## Goal:
Write out the full listing again, exactly as it stands.

## Input data:

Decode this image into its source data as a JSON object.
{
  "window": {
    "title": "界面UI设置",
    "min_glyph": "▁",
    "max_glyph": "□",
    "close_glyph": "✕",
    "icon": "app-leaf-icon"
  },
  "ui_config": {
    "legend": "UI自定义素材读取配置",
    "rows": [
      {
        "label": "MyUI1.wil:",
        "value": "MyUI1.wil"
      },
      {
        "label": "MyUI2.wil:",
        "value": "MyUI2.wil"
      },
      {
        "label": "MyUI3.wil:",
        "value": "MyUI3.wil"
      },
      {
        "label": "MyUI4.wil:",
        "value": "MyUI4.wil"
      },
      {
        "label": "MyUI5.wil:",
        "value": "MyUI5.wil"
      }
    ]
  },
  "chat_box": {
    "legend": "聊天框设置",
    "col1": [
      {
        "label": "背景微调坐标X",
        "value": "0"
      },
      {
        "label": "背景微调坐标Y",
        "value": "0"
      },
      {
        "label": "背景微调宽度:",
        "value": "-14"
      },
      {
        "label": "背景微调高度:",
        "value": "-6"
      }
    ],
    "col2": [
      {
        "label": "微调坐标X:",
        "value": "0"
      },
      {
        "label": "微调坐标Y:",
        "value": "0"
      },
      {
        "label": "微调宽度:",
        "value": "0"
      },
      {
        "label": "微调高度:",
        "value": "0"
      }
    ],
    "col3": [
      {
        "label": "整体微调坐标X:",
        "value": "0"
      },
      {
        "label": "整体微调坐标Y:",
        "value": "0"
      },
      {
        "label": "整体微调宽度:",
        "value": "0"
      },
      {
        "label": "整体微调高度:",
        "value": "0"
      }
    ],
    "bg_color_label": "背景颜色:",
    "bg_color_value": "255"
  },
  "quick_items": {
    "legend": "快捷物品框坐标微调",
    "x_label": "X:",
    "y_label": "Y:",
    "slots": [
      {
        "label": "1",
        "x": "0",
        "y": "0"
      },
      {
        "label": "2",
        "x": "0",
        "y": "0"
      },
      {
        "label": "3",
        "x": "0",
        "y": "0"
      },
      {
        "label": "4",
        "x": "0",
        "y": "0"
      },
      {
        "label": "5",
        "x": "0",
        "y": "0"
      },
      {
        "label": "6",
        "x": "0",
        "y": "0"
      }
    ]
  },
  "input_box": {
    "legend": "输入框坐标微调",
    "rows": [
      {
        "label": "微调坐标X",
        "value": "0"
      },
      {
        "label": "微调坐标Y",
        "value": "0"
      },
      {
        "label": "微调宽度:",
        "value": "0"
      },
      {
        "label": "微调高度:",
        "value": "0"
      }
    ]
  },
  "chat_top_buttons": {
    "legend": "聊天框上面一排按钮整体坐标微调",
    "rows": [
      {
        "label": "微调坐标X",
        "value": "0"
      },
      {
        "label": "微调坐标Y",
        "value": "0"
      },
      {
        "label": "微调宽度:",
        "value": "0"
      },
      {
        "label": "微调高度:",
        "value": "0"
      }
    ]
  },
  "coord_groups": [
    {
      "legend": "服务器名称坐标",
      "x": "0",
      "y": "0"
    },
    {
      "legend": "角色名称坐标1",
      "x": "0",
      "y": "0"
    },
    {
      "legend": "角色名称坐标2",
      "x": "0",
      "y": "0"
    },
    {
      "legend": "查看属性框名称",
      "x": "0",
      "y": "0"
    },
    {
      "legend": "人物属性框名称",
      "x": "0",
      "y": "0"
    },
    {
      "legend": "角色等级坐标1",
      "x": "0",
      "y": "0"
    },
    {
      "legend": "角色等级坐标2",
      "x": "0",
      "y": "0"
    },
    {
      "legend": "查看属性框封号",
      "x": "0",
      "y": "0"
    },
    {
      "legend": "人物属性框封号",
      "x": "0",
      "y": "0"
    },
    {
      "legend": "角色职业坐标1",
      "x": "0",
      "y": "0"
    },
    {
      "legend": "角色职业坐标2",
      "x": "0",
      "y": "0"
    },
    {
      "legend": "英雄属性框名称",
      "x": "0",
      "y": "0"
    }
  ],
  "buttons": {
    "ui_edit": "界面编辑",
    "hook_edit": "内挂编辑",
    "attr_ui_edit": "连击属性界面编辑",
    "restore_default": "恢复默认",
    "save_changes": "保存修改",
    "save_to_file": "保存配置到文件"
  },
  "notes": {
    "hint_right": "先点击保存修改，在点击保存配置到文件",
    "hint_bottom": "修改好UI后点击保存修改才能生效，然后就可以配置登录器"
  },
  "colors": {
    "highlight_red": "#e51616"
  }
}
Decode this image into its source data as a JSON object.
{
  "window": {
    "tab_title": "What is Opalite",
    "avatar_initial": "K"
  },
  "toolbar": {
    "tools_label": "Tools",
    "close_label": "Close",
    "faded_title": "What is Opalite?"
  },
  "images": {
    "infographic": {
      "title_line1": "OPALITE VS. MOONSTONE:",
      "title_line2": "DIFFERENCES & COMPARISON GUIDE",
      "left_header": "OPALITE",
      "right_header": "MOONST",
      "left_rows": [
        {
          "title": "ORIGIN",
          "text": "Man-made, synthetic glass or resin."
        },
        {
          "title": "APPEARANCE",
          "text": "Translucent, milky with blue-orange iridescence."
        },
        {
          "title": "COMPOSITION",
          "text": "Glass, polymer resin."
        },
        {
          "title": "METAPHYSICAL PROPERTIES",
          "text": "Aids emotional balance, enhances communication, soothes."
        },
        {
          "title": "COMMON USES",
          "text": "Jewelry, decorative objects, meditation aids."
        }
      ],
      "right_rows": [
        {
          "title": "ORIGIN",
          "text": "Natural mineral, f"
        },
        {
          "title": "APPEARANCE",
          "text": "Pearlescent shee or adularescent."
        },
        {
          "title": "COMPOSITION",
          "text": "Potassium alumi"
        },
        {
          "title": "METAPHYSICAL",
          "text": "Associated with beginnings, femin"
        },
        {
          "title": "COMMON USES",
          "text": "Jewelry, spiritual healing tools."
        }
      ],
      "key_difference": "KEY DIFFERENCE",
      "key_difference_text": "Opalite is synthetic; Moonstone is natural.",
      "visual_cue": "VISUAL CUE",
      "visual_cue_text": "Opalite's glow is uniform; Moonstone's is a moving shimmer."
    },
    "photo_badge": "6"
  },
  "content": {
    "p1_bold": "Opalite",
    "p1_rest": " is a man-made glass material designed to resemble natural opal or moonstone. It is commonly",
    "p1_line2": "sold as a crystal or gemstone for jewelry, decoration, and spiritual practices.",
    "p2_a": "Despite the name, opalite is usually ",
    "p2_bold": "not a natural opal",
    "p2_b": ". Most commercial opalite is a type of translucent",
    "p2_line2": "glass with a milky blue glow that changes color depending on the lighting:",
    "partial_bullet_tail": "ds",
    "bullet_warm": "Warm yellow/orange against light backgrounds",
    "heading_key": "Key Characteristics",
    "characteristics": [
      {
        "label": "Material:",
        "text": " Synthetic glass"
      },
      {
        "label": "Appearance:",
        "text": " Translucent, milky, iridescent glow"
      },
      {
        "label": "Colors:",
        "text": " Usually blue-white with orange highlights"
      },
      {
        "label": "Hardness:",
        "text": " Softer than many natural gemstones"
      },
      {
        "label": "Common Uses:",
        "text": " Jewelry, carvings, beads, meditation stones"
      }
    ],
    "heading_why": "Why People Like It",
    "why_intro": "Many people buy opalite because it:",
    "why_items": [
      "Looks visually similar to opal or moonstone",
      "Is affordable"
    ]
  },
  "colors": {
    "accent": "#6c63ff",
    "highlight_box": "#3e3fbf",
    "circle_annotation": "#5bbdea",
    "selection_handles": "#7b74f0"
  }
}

## Answer for the task:
Decode this image into its source data as a JSON object.
{
  "window": {
    "title": "界面UI设置",
    "min_glyph": "▁",
    "max_glyph": "□",
    "close_glyph": "✕",
    "icon": "app-leaf-icon"
  },
  "ui_config": {
    "legend": "UI自定义素材读取配置",
    "rows": [
      {
        "label": "MyUI1.wil:",
        "value": "MyUI1.wil"
      },
      {
        "label": "MyUI2.wil:",
        "value": "MyUI2.wil"
      },
      {
        "label": "MyUI3.wil:",
        "value": "MyUI3.wil"
      },
      {
        "label": "MyUI4.wil:",
        "value": "MyUI4.wil"
      },
      {
        "label": "MyUI5.wil:",
        "value": "MyUI5.wil"
      }
    ]
  },
  "chat_box": {
    "legend": "聊天框设置",
    "col1": [
      {
        "label": "背景微调坐标X",
        "value": "0"
      },
      {
        "label": "背景微调坐标Y",
        "value": "0"
      },
      {
        "label": "背景微调宽度:",
        "value": "-14"
      },
      {
        "label": "背景微调高度:",
        "value": "-6"
      }
    ],
    "col2": [
      {
        "label": "微调坐标X:",
        "value": "0"
      },
      {
        "label": "微调坐标Y:",
        "value": "0"
      },
      {
        "label": "微调宽度:",
        "value": "0"
      },
      {
        "label": "微调高度:",
        "value": "0"
      }
    ],
    "col3": [
      {
        "label": "整体微调坐标X:",
        "value": "0"
      },
      {
        "label": "整体微调坐标Y:",
        "value": "0"
      },
      {
        "label": "整体微调宽度:",
        "value": "0"
      },
      {
        "label": "整体微调高度:",
        "value": "0"
      }
    ],
    "bg_color_label": "背景颜色:",
    "bg_color_value": "255"
  },
  "quick_items": {
    "legend": "快捷物品框坐标微调",
    "x_label": "X:",
    "y_label": "Y:",
    "slots": [
      {
        "label": "1",
        "x": "0",
        "y": "0"
      },
      {
        "label": "2",
        "x": "0",
        "y": "0"
      },
      {
        "label": "3",
        "x": "0",
        "y": "0"
      },
      {
        "label": "4",
        "x": "0",
        "y": "0"
      },
      {
        "label": "5",
        "x": "0",
        "y": "0"
      },
      {
        "label": "6",
        "x": "0",
        "y": "0"
      }
    ]
  },
  "input_box": {
    "legend": "输入框坐标微调",
    "rows": [
      {
        "label": "微调坐标X",
        "value": "0"
      },
      {
        "label": "微调坐标Y",
        "value": "0"
      },
      {
        "label": "微调宽度:",
        "value": "0"
      },
      {
        "label": "微调高度:",
        "value": "0"
      }
    ]
  },
  "chat_top_buttons": {
    "legend": "聊天框上面一排按钮整体坐标微调",
    "rows": [
      {
        "label": "微调坐标X",
        "value": "0"
      },
      {
        "label": "微调坐标Y",
        "value": "0"
      },
      {
        "label": "微调宽度:",
        "value": "0"
      },
      {
        "label": "微调高度:",
        "value": "0"
      }
    ]
  },
  "coord_groups": [
    {
      "legend": "服务器名称坐标",
      "x": "0",
      "y": "0"
    },
    {
      "legend": "角色名称坐标1",
      "x": "0",
      "y": "0"
    },
    {
      "legend": "角色名称坐标2",
      "x": "0",
      "y": "0"
    },
    {
      "legend": "查看属性框名称",
      "x": "0",
      "y": "0"
    },
    {
      "legend": "人物属性框名称",
      "x": "0",
      "y": "0"
    },
    {
      "legend": "角色等级坐标1",
      "x": "0",
      "y": "0"
    },
    {
      "legend": "角色等级坐标2",
      "x": "0",
      "y": "0"
    },
    {
      "legend": "查看属性框封号",
      "x": "0",
      "y": "0"
    },
    {
      "legend": "人物属性框封号",
      "x": "0",
      "y": "0"
    },
    {
      "legend": "角色职业坐标1",
      "x": "0",
      "y": "0"
    },
    {
      "legend": "角色职业坐标2",
      "x": "0",
      "y": "0"
    },
    {
      "legend": "英雄属性框名称",
      "x": "0",
      "y": "0"
    }
  ],
  "buttons": {
    "ui_edit": "界面编辑",
    "hook_edit": "内挂编辑",
    "attr_ui_edit": "连击属性界面编辑",
    "restore_default": "恢复默认",
    "save_changes": "保存修改",
    "save_to_file": "保存配置到文件"
  },
  "notes": {
    "hint_right": "先点击保存修改，在点击保存配置到文件",
    "hint_bottom": "修改好UI后点击保存修改才能生效，然后就可以配置登录器"
  },
  "colors": {
    "highlight_red": "#e51616"
  }
}
Decode this image into its source data as a JSON object.
{
  "window": {
    "tab_title": "What is Opalite",
    "avatar_initial": "K"
  },
  "toolbar": {
    "tools_label": "Tools",
    "close_label": "Close",
    "faded_title": "What is Opalite?"
  },
  "images": {
    "infographic": {
      "title_line1": "OPALITE VS. MOONSTONE:",
      "title_line2": "DIFFERENCES & COMPARISON GUIDE",
      "left_header": "OPALITE",
      "right_header": "MOONST",
      "left_rows": [
        {
          "title": "ORIGIN",
          "text": "Man-made, synthetic glass or resin."
        },
        {
          "title": "APPEARANCE",
          "text": "Translucent, milky with blue-orange iridescence."
        },
        {
          "title": "COMPOSITION",
          "text": "Glass, polymer resin."
        },
        {
          "title": "METAPHYSICAL PROPERTIES",
          "text": "Aids emotional balance, enhances communication, soothes."
        },
        {
          "title": "COMMON USES",
          "text": "Jewelry, decorative objects, meditation aids."
        }
      ],
      "right_rows": [
        {
          "title": "ORIGIN",
          "text": "Natural mineral, f"
        },
        {
          "title": "APPEARANCE",
          "text": "Pearlescent shee or adularescent."
        },
        {
          "title": "COMPOSITION",
          "text": "Potassium alumi"
        },
        {
          "title": "METAPHYSICAL",
          "text": "Associated with beginnings, femin"
        },
        {
          "title": "COMMON USES",
          "text": "Jewelry, spiritual healing tools."
        }
      ],
      "key_difference": "KEY DIFFERENCE",
      "key_difference_text": "Opalite is synthetic; Moonstone is natural.",
      "visual_cue": "VISUAL CUE",
      "visual_cue_text": "Opalite's glow is uniform; Moonstone's is a moving shimmer."
    },
    "photo_badge": "6"
  },
  "content": {
    "p1_bold": "Opalite",
    "p1_rest": " is a man-made glass material designed to resemble natural opal or moonstone. It is commonly",
    "p1_line2": "sold as a crystal or gemstone for jewelry, decoration, and spiritual practices.",
    "p2_a": "Despite the name, opalite is usually ",
    "p2_bold": "not a natural opal",
    "p2_b": ". Most commercial opalite is a type of translucent",
    "p2_line2": "glass with a milky blue glow that changes color depending on the lighting:",
    "partial_bullet_tail": "ds",
    "bullet_warm": "Warm yellow/orange against light backgrounds",
    "heading_key": "Key Characteristics",
    "characteristics": [
      {
        "label": "Material:",
        "text": " Synthetic glass"
      },
      {
        "label": "Appearance:",
        "text": " Translucent, milky, iridescent glow"
      },
      {
        "label": "Colors:",
        "text": " Usually blue-white with orange highlights"
      },
      {
        "label": "Hardness:",
        "text": " Softer than many natural gemstones"
      },
      {
        "label": "Common Uses:",
        "text": " Jewelry, carvings, beads, meditation stones"
      }
    ],
    "heading_why": "Why People Like It",
    "why_intro": "Many people buy opalite because it:",
    "why_items": [
      "Looks visually similar to opal or moonstone",
      "Is affordable"
    ]
  },
  "colors": {
    "accent": "#6c63ff",
    "highlight_box": "#3e3fbf",
    "circle_annotation": "#5bbdea",
    "selection_handles": "#7b74f0"
  }
}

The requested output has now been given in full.